### Directions
Count the lines below that contain the string "body", treating uppercase and lowercase as different, and give only the number.

+ + + + + + +

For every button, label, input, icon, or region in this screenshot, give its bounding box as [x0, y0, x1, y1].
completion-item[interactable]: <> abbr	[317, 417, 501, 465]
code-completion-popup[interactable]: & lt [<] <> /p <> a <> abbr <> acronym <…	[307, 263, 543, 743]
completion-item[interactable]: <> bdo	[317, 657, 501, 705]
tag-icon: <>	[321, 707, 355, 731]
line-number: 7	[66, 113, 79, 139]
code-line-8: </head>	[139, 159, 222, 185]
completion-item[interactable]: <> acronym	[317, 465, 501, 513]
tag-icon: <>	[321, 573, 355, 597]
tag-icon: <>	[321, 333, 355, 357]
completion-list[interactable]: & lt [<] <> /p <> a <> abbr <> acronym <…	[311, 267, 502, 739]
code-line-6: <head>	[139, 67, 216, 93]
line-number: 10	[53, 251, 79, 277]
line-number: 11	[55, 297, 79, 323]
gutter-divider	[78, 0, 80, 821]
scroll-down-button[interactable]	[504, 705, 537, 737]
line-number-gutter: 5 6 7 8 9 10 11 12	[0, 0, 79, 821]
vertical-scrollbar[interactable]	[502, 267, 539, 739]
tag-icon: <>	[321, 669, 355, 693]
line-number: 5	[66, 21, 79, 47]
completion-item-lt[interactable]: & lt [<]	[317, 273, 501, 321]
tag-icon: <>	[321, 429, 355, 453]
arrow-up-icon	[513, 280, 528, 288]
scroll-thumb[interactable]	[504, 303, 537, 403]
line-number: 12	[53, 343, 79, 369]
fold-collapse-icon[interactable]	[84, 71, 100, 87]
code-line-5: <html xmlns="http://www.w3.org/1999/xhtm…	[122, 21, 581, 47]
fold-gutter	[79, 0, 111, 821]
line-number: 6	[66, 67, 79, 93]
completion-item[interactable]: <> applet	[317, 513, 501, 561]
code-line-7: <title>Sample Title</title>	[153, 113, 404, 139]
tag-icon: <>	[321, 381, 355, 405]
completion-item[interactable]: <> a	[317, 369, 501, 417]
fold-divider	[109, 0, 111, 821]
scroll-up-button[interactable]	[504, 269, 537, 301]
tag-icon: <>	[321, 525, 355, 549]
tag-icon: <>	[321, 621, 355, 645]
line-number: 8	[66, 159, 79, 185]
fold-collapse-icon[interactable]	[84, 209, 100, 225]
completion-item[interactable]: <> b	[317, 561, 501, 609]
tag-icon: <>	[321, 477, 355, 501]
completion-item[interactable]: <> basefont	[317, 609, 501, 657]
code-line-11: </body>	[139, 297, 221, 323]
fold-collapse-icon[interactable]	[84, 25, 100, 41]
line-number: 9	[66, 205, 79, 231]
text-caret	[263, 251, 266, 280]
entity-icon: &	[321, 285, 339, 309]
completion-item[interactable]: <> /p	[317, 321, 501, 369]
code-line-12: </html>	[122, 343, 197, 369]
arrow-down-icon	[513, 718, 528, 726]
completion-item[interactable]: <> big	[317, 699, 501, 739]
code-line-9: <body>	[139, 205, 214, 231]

+ + + + + + +

### Solution to this task
2